» **Written problem**:
Change "x-tick-label" to "x-axis-label" in the records, starting at the line that has "337, 401, 356]" and stopping after the one that has "382, 986, 557]". Give those lines back with nothing else altered.
— start Data shown —
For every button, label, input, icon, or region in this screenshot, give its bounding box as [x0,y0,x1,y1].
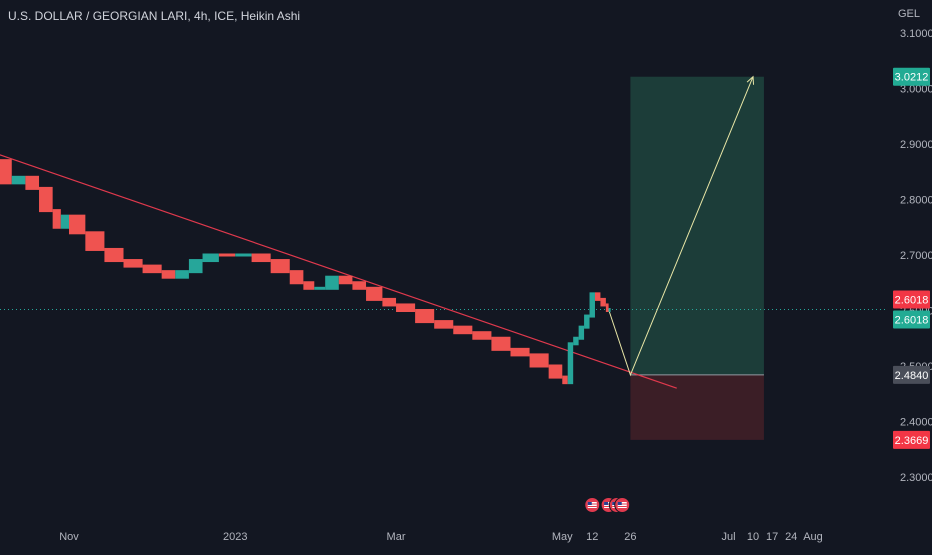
price-label-bg [893,430,930,449]
candle[interactable] [289,270,304,285]
candle[interactable] [69,214,86,235]
price-label-bg [893,365,930,384]
candle[interactable] [303,281,315,290]
candle[interactable] [605,303,609,312]
candle[interactable] [594,292,601,301]
x-tick-label: 17 [766,531,778,543]
projection-arrowhead [746,75,755,85]
candle[interactable] [60,214,69,229]
price-label-text: 2.4840 [895,370,929,382]
candle[interactable] [251,253,271,263]
y-tick-label: 2.7000 [900,250,932,262]
x-tick-label: Jul [721,531,735,543]
candle[interactable] [453,325,473,335]
candle[interactable] [415,309,435,324]
x-tick-label: May [552,531,573,543]
candle[interactable] [11,175,26,185]
y-tick-label: 3.1000 [900,28,932,40]
price-label-entry: 2.4840 [893,365,930,384]
candle[interactable] [608,308,611,312]
price-label-text: 2.3669 [895,435,929,447]
candle[interactable] [529,353,549,368]
candle[interactable] [25,175,40,190]
candle[interactable] [562,375,568,385]
x-tick-label: 12 [586,531,598,543]
event-flag-canton [587,502,592,505]
candle[interactable] [161,270,176,279]
candle[interactable] [573,336,579,346]
event-flag-canton [604,502,609,505]
y-tick-label: 2.4000 [900,417,932,429]
candle[interactable] [396,303,416,312]
candle[interactable] [188,259,203,274]
profit-target-zone[interactable] [630,76,764,375]
x-tick-label: 10 [747,531,759,543]
candle[interactable] [85,231,105,251]
event-flag-icon[interactable] [584,497,601,513]
x-tick-label: 2023 [223,531,247,543]
candle[interactable] [142,264,162,274]
candle[interactable] [218,253,236,257]
candle[interactable] [510,347,530,357]
price-label-bg [893,67,930,86]
candle[interactable] [578,325,585,340]
event-flag-canton [617,502,622,505]
candle[interactable] [567,342,574,385]
candle[interactable] [314,286,326,290]
price-label-stop: 2.3669 [893,430,930,449]
x-tick-label: Mar [387,531,406,543]
candle[interactable] [584,314,590,329]
projection-path[interactable] [608,76,754,377]
event-flag-field [587,502,597,508]
price-label-last-up: 2.6018 [893,310,930,329]
candle[interactable] [338,275,353,285]
candle[interactable] [0,159,12,185]
currency-label: GEL [898,8,921,20]
trendline[interactable] [0,150,677,389]
symbol-title[interactable]: U.S. DOLLAR / GEORGIAN LARI, 4h, ICE, He… [8,9,301,23]
y-tick-label: 2.3000 [900,472,932,484]
candle[interactable] [382,297,397,307]
y-tick-label: 2.8000 [900,195,932,207]
price-label-text: 2.6018 [895,295,929,307]
event-flag-canton [612,502,617,505]
price-label-bg [893,290,930,309]
event-flag-field [617,502,627,508]
candle[interactable] [352,281,367,290]
candle[interactable] [52,209,61,229]
candle[interactable] [472,331,492,340]
candle[interactable] [104,247,124,263]
y-tick-label: 2.9000 [900,139,932,151]
price-label-text: 3.0212 [895,72,929,84]
candle[interactable] [366,286,383,301]
price-label-bg [893,310,930,329]
x-tick-label: 26 [624,531,636,543]
price-label-target: 3.0212 [893,67,930,86]
candle[interactable] [235,253,252,257]
candle[interactable] [434,320,454,329]
x-tick-label: Nov [59,531,79,543]
price-label-text: 2.6018 [895,315,929,327]
event-flag-icon[interactable] [614,497,631,513]
event-flag-field [604,502,614,508]
candle[interactable] [202,253,219,263]
stop-loss-zone[interactable] [630,374,764,440]
x-tick-label: Aug [803,531,823,543]
candle[interactable] [589,292,595,318]
candle[interactable] [123,259,143,268]
candle[interactable] [270,259,290,274]
candle[interactable] [175,270,189,279]
price-label-last-down: 2.6018 [893,290,930,309]
candle[interactable] [600,297,606,307]
candle[interactable] [491,336,511,351]
candle[interactable] [39,186,53,213]
y-tick-label: 3.0000 [900,84,932,96]
x-tick-label: 24 [785,531,797,543]
candle[interactable] [325,275,339,290]
candle[interactable] [548,364,563,379]
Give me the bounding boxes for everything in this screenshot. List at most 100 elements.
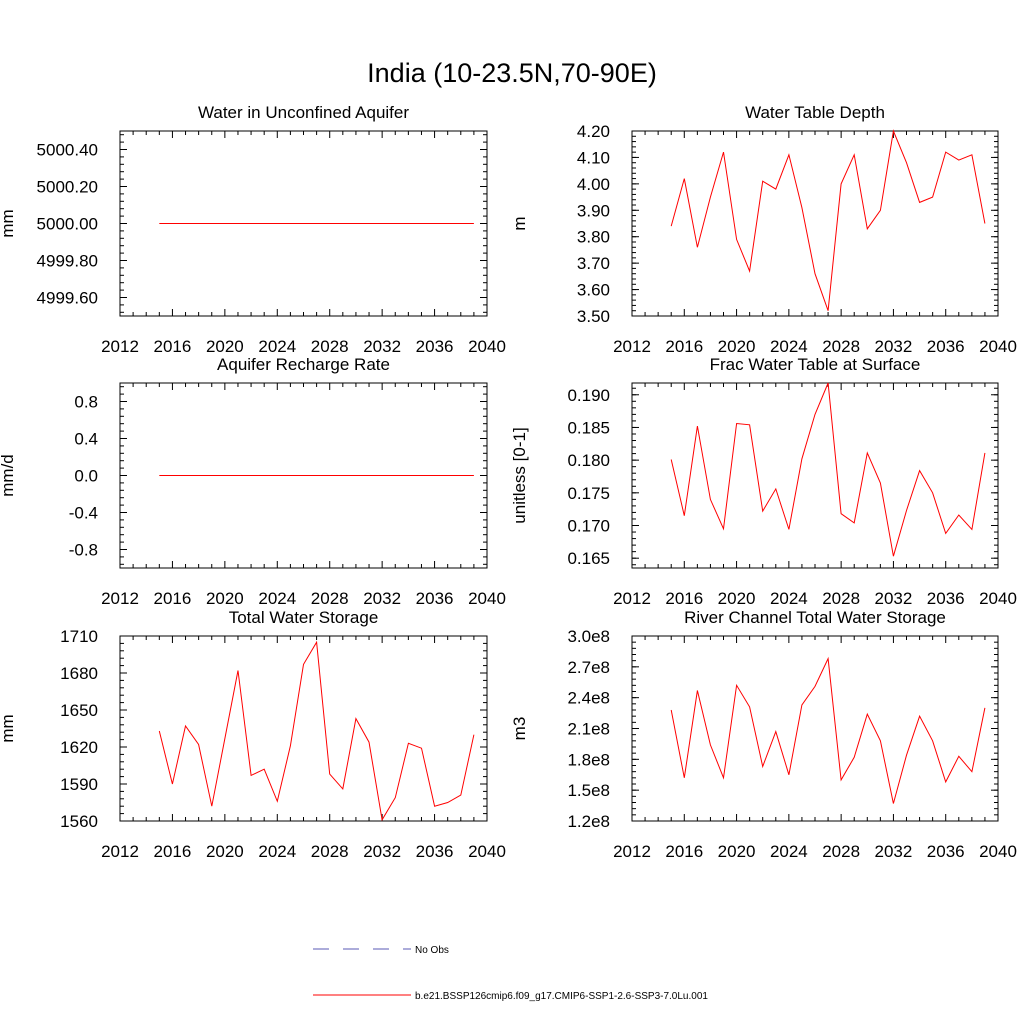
x-tick-label: 2032	[363, 337, 401, 356]
y-tick-label: 1560	[60, 812, 98, 831]
y-tick-label: 0.0	[74, 467, 98, 486]
panels: Water in Unconfined Aquifer mm 2012 2016 202…	[0, 103, 1017, 861]
x-tick-label: 2036	[416, 842, 454, 861]
y-tick-label: 4.00	[577, 175, 610, 194]
x-tick-label: 2036	[416, 337, 454, 356]
y-tick-label: 3.0e8	[567, 627, 610, 646]
panel-3: Aquifer Recharge Rate mm/d 2012 2016 2020 202…	[0, 355, 506, 608]
y-tick-label: 0.4	[74, 430, 98, 449]
x-tick-label: 2020	[206, 589, 244, 608]
legend-entry: b.e21.BSSP126cmip6.f09_g17.CMIP6-SSP1-2.…	[313, 991, 708, 1002]
x-tick-label: 2012	[613, 842, 651, 861]
x-tick-label: 2024	[770, 337, 808, 356]
y-tick-label: 5000.40	[37, 141, 98, 160]
x-tick-label: 2024	[258, 842, 296, 861]
series-line	[670, 382, 986, 557]
x-tick-label: 2016	[665, 842, 703, 861]
y-tick-label: 1620	[60, 738, 98, 757]
legend: No Obs b.e21.BSSP126cmip6.f09_g17.CMIP6-S…	[313, 945, 708, 1002]
y-tick-label: 4.10	[577, 148, 610, 167]
y-tick-label: 2.4e8	[567, 689, 610, 708]
x-tick-label: 2036	[927, 337, 965, 356]
series-line	[158, 640, 475, 822]
x-tick-label: 2028	[822, 337, 860, 356]
x-tick-label: 2016	[665, 337, 703, 356]
x-tick-label: 2016	[154, 589, 192, 608]
panel-title: Frac Water Table at Surface	[710, 355, 921, 374]
x-tick-label: 2012	[101, 842, 139, 861]
y-tick-label: 0.170	[567, 517, 610, 536]
x-tick-label: 2016	[665, 589, 703, 608]
y-tick-label: 4999.80	[37, 252, 98, 271]
x-tick-label: 2036	[927, 589, 965, 608]
x-tick-label: 2032	[875, 589, 913, 608]
panel-5: Total Water Storage mm 2012 2016 2020 2024 202…	[0, 608, 506, 861]
x-tick-label: 2032	[875, 842, 913, 861]
x-tick-label: 2032	[875, 337, 913, 356]
panel-4: Frac Water Table at Surface unitless [0-1…	[510, 355, 1017, 608]
figure-title: India (10-23.5N,70-90E)	[367, 58, 657, 88]
x-tick-label: 2040	[979, 589, 1017, 608]
y-axis-label: mm	[0, 714, 17, 742]
x-tick-label: 2024	[258, 337, 296, 356]
x-tick-label: 2024	[770, 842, 808, 861]
legend-label: No Obs	[415, 945, 449, 956]
y-tick-label: 2.7e8	[567, 658, 610, 677]
series-line	[670, 129, 986, 311]
x-tick-label: 2028	[311, 337, 349, 356]
x-tick-label: 2020	[718, 842, 756, 861]
y-axis-label: unitless [0-1]	[510, 427, 529, 523]
x-tick-label: 2028	[822, 842, 860, 861]
x-tick-label: 2020	[206, 842, 244, 861]
y-tick-label: 0.8	[74, 393, 98, 412]
panel-title: River Channel Total Water Storage	[684, 608, 946, 627]
plot-frame	[631, 635, 999, 822]
panel-title: Total Water Storage	[229, 608, 379, 627]
y-tick-label: 1.8e8	[567, 750, 610, 769]
legend-label: b.e21.BSSP126cmip6.f09_g17.CMIP6-SSP1-2.…	[415, 991, 708, 1002]
y-tick-label: 5000.00	[37, 215, 98, 234]
y-tick-label: 1710	[60, 627, 98, 646]
x-tick-label: 2020	[718, 589, 756, 608]
legend-entry: No Obs	[313, 945, 449, 956]
panel-1: Water in Unconfined Aquifer mm 2012 2016 202…	[0, 103, 506, 356]
x-tick-label: 2032	[363, 842, 401, 861]
y-tick-label: 1.2e8	[567, 812, 610, 831]
plot-frame	[631, 130, 999, 317]
x-tick-label: 2016	[154, 842, 192, 861]
y-tick-label: 1680	[60, 664, 98, 683]
x-tick-label: 2040	[468, 842, 506, 861]
y-tick-label: 5000.20	[37, 178, 98, 197]
y-tick-label: 0.185	[567, 418, 610, 437]
x-tick-label: 2012	[101, 589, 139, 608]
x-tick-label: 2036	[416, 589, 454, 608]
panel-2: Water Table Depth m 2012 2016 2020 2024 2028 20…	[510, 103, 1017, 356]
x-tick-label: 2016	[154, 337, 192, 356]
y-tick-label: -0.8	[69, 541, 98, 560]
y-tick-label: 0.190	[567, 386, 610, 405]
y-tick-label: 1590	[60, 775, 98, 794]
panel-title: Aquifer Recharge Rate	[217, 355, 390, 374]
y-tick-label: 2.1e8	[567, 720, 610, 739]
panel-title: Water Table Depth	[745, 103, 885, 122]
y-tick-label: 3.80	[577, 228, 610, 247]
x-tick-label: 2028	[311, 842, 349, 861]
x-tick-label: 2032	[363, 589, 401, 608]
y-tick-label: 3.60	[577, 281, 610, 300]
panel-6: River Channel Total Water Storage m3 2012 2…	[510, 608, 1017, 861]
x-tick-label: 2012	[613, 337, 651, 356]
y-tick-label: 0.180	[567, 451, 610, 470]
x-tick-label: 2040	[468, 589, 506, 608]
y-tick-label: 3.50	[577, 307, 610, 326]
x-tick-label: 2020	[718, 337, 756, 356]
x-tick-label: 2040	[979, 842, 1017, 861]
y-tick-label: 1.5e8	[567, 781, 610, 800]
x-tick-label: 2020	[206, 337, 244, 356]
x-tick-label: 2012	[613, 589, 651, 608]
x-tick-label: 2040	[979, 337, 1017, 356]
y-tick-label: 0.175	[567, 484, 610, 503]
panel-title: Water in Unconfined Aquifer	[198, 103, 409, 122]
x-tick-label: 2012	[101, 337, 139, 356]
x-tick-label: 2024	[258, 589, 296, 608]
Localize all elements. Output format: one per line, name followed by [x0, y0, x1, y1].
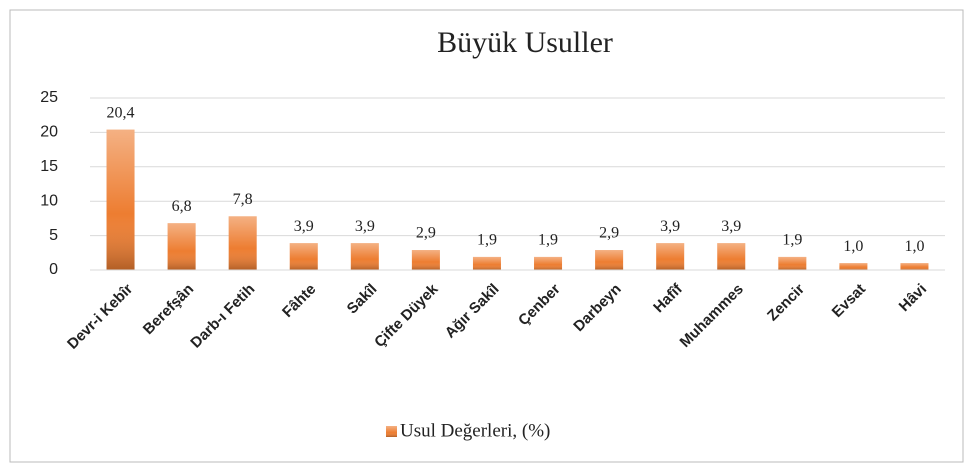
— end Data shown —
» **Task result**:
x-axis-label: 2032	[363, 337, 401, 356]
y-tick-label: 1560	[60, 812, 98, 831]
y-tick-label: 0.0	[74, 467, 98, 486]
panels: Water in Unconfined Aquifer mm 2012 2016 202…	[0, 103, 1017, 861]
x-axis-label: 2036	[416, 842, 454, 861]
y-tick-label: 4.00	[577, 175, 610, 194]
x-axis-label: 2036	[416, 337, 454, 356]
y-tick-label: 3.0e8	[567, 627, 610, 646]
panel-3: Aquifer Recharge Rate mm/d 2012 2016 2020 202…	[0, 355, 506, 608]
y-tick-label: 0.4	[74, 430, 98, 449]
x-axis-label: 2020	[206, 589, 244, 608]
legend-entry: b.e21.BSSP126cmip6.f09_g17.CMIP6-SSP1-2.…	[313, 991, 708, 1002]
x-axis-label: 2012	[613, 842, 651, 861]
x-axis-label: 2024	[770, 337, 808, 356]
y-tick-label: 5000.40	[37, 141, 98, 160]
x-axis-label: 2024	[258, 842, 296, 861]
series-line	[670, 382, 986, 557]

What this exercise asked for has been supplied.